** EXERCISE PROMPT **
Extract every entry word for word.

Records
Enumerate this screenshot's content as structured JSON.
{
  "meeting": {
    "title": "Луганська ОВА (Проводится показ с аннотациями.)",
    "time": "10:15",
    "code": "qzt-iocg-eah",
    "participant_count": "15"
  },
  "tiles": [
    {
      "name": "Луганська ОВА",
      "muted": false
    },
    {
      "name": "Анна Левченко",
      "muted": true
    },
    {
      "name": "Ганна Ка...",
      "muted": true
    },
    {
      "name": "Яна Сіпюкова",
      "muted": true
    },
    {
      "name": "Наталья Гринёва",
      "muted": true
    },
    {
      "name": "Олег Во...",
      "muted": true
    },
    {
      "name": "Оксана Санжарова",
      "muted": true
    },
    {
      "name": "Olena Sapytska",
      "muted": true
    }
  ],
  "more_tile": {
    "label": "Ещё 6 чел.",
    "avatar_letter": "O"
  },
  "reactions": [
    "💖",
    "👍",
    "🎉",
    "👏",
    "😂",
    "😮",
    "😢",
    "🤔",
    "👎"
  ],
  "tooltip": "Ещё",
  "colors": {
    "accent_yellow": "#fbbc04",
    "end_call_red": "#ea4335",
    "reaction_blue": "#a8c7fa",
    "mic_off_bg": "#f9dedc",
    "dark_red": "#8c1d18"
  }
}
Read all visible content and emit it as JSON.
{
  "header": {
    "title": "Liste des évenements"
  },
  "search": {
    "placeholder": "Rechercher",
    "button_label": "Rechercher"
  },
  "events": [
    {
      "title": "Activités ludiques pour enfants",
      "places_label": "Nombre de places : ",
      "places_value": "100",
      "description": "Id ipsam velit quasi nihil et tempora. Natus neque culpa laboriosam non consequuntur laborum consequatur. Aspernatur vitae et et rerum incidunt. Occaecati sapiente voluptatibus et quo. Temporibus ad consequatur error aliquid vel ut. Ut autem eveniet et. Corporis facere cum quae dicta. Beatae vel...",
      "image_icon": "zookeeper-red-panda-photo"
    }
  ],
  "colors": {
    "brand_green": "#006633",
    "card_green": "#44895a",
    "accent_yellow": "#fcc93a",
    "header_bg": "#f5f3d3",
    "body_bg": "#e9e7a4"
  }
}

** PROBLEM SOLUTION **
Enumerate this screenshot's content as structured JSON.
{
  "meeting": {
    "title": "Луганська ОВА (Проводится показ с аннотациями.)",
    "time": "10:15",
    "code": "qzt-iocg-eah",
    "participant_count": "15"
  },
  "tiles": [
    {
      "name": "Луганська ОВА",
      "muted": false
    },
    {
      "name": "Анна Левченко",
      "muted": true
    },
    {
      "name": "Ганна Ка...",
      "muted": true
    },
    {
      "name": "Яна Сіпюкова",
      "muted": true
    },
    {
      "name": "Наталья Гринёва",
      "muted": true
    },
    {
      "name": "Олег Во...",
      "muted": true
    },
    {
      "name": "Оксана Санжарова",
      "muted": true
    },
    {
      "name": "Olena Sapytska",
      "muted": true
    }
  ],
  "more_tile": {
    "label": "Ещё 6 чел.",
    "avatar_letter": "O"
  },
  "reactions": [
    "💖",
    "👍",
    "🎉",
    "👏",
    "😂",
    "😮",
    "😢",
    "🤔",
    "👎"
  ],
  "tooltip": "Ещё",
  "colors": {
    "accent_yellow": "#fbbc04",
    "end_call_red": "#ea4335",
    "reaction_blue": "#a8c7fa",
    "mic_off_bg": "#f9dedc",
    "dark_red": "#8c1d18"
  }
}
Read all visible content and emit it as JSON.
{
  "header": {
    "title": "Liste des évenements"
  },
  "search": {
    "placeholder": "Rechercher",
    "button_label": "Rechercher"
  },
  "events": [
    {
      "title": "Activités ludiques pour enfants",
      "places_label": "Nombre de places : ",
      "places_value": "100",
      "description": "Id ipsam velit quasi nihil et tempora. Natus neque culpa laboriosam non consequuntur laborum consequatur. Aspernatur vitae et et rerum incidunt. Occaecati sapiente voluptatibus et quo. Temporibus ad consequatur error aliquid vel ut. Ut autem eveniet et. Corporis facere cum quae dicta. Beatae vel...",
      "image_icon": "zookeeper-red-panda-photo"
    }
  ],
  "colors": {
    "brand_green": "#006633",
    "card_green": "#44895a",
    "accent_yellow": "#fcc93a",
    "header_bg": "#f5f3d3",
    "body_bg": "#e9e7a4"
  }
}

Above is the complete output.